» **What this task involves**: Only lines with the word "that" are needed; collect each of them from the listing below.

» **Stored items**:
— BEGIN —

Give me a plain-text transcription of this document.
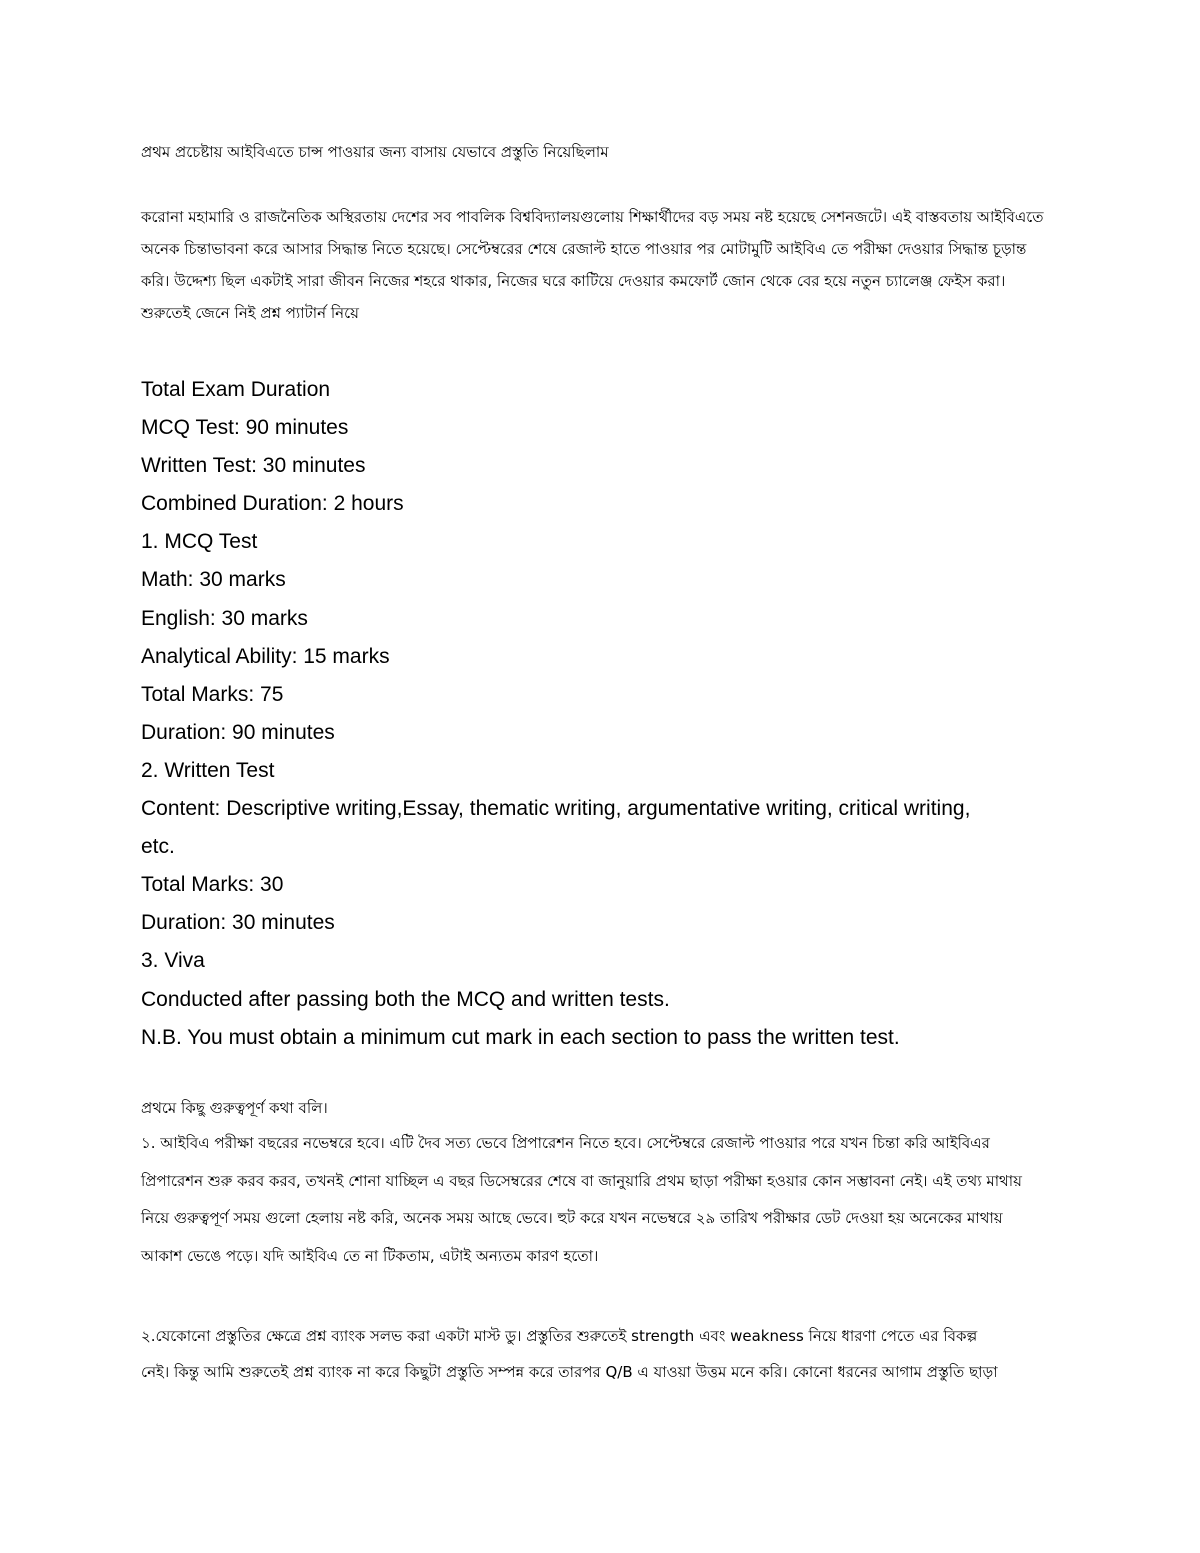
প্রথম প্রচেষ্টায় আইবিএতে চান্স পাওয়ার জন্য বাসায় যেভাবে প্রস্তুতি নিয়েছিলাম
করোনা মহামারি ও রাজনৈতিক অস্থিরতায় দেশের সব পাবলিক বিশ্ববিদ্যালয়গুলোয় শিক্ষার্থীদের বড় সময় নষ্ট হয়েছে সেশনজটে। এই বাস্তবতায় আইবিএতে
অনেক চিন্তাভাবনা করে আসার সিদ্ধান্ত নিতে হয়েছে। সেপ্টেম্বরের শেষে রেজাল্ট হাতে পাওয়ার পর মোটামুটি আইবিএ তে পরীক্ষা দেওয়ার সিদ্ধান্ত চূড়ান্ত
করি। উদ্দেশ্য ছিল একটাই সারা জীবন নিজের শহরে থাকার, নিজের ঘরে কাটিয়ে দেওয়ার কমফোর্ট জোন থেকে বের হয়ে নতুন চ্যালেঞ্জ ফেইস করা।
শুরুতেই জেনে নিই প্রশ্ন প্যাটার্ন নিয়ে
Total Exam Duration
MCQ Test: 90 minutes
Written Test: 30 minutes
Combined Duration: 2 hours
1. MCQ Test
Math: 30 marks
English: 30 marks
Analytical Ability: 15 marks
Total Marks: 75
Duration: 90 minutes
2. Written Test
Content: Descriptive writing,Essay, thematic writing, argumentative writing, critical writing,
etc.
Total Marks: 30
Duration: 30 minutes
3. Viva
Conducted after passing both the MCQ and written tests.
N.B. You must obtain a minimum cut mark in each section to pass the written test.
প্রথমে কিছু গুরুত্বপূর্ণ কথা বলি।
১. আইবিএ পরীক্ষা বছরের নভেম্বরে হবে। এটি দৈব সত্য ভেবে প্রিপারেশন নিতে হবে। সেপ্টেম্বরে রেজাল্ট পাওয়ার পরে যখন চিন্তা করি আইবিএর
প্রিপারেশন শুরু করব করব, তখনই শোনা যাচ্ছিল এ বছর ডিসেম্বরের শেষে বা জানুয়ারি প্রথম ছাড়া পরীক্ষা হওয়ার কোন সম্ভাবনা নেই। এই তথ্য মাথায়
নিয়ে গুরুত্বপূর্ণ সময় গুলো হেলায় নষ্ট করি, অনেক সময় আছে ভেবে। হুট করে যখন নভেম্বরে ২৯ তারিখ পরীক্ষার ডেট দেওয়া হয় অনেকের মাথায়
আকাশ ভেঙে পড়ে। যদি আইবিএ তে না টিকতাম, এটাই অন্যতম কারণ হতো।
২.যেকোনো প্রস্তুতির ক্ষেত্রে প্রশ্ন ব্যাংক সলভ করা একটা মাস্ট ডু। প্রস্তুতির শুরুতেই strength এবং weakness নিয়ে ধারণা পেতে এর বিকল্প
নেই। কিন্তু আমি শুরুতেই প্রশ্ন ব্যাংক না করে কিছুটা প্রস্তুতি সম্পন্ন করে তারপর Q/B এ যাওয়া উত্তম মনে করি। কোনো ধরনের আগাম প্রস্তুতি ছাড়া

— END —
— BEGIN —

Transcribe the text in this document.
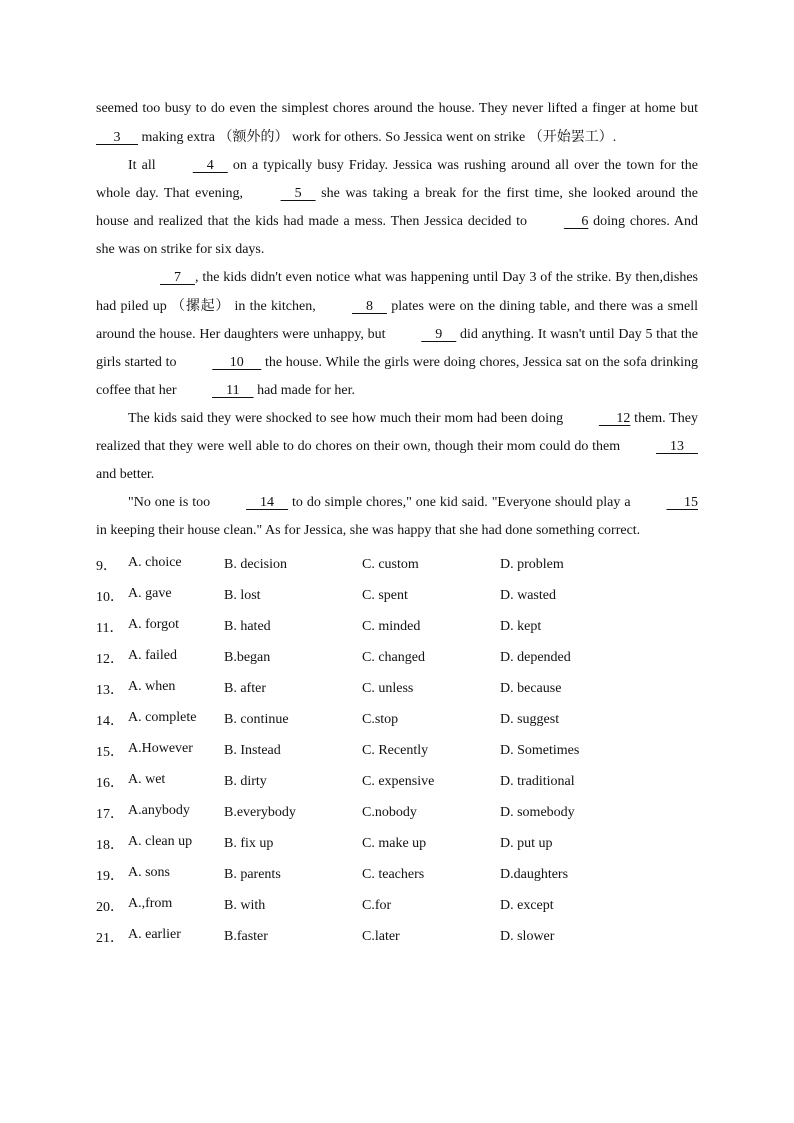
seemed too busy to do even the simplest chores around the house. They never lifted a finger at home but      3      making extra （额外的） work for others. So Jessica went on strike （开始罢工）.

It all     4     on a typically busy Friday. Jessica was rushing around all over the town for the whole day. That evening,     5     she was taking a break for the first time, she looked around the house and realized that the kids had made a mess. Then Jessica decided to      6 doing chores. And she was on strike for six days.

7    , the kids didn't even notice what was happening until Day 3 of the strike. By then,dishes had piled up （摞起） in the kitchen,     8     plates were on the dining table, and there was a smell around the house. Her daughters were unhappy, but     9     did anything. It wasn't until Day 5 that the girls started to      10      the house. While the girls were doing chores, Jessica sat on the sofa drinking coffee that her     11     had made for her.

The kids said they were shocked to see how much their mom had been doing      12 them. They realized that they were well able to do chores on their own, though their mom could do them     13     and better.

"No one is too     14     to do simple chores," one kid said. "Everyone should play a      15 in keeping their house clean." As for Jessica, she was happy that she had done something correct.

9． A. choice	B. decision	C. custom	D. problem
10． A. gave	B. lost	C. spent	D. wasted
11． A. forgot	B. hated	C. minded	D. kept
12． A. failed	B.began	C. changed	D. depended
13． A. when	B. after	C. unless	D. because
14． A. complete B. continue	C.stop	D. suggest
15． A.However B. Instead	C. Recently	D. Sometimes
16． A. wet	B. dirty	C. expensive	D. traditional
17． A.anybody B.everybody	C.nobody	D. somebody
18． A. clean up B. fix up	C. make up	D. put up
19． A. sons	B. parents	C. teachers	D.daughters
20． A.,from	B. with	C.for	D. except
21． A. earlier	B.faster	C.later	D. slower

— END —
— BEGIN —

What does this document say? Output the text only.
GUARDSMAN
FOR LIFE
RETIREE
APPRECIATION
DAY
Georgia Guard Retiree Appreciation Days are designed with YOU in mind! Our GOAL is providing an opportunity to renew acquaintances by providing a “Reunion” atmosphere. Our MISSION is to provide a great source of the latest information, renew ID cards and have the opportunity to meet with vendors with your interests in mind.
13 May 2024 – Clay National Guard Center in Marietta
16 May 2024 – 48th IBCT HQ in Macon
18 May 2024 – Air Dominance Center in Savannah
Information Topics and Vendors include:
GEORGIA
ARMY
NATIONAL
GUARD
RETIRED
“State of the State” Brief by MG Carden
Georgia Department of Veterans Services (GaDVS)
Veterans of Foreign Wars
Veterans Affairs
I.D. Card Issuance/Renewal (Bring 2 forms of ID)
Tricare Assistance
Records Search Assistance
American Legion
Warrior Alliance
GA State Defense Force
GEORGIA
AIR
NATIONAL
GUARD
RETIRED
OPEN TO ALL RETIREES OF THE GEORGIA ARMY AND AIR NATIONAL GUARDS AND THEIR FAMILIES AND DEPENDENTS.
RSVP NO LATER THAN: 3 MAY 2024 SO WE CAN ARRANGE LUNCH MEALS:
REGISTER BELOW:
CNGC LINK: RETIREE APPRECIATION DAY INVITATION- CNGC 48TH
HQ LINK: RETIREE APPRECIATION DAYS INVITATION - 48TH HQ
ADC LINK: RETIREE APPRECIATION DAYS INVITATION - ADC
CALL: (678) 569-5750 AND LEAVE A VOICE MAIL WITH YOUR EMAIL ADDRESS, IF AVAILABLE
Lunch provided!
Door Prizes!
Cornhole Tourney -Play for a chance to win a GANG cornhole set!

— END —

» **Solution to the problem**:
It all     4     on a typically busy Friday. Jessica was rushing around all over the town for the whole day. That evening,     5     she was taking a break for the first time, she looked around the house and realized that the kids had made a mess. Then Jessica decided to      6 doing chores. And she was on strike for six days.
7    , the kids didn't even notice what was happening until Day 3 of the strike. By then,dishes had piled up （摞起） in the kitchen,     8     plates were on the dining table, and there was a smell around the house. Her daughters were unhappy, but     9     did anything. It wasn't until Day 5 that the girls started to      10      the house. While the girls were doing chores, Jessica sat on the sofa drinking coffee that her     11     had made for her.
The kids said they were shocked to see how much their mom had been doing      12 them. They realized that they were well able to do chores on their own, though their mom could do them     13     and better.
"No one is too     14     to do simple chores," one kid said. "Everyone should play a      15 in keeping their house clean." As for Jessica, she was happy that she had done something correct.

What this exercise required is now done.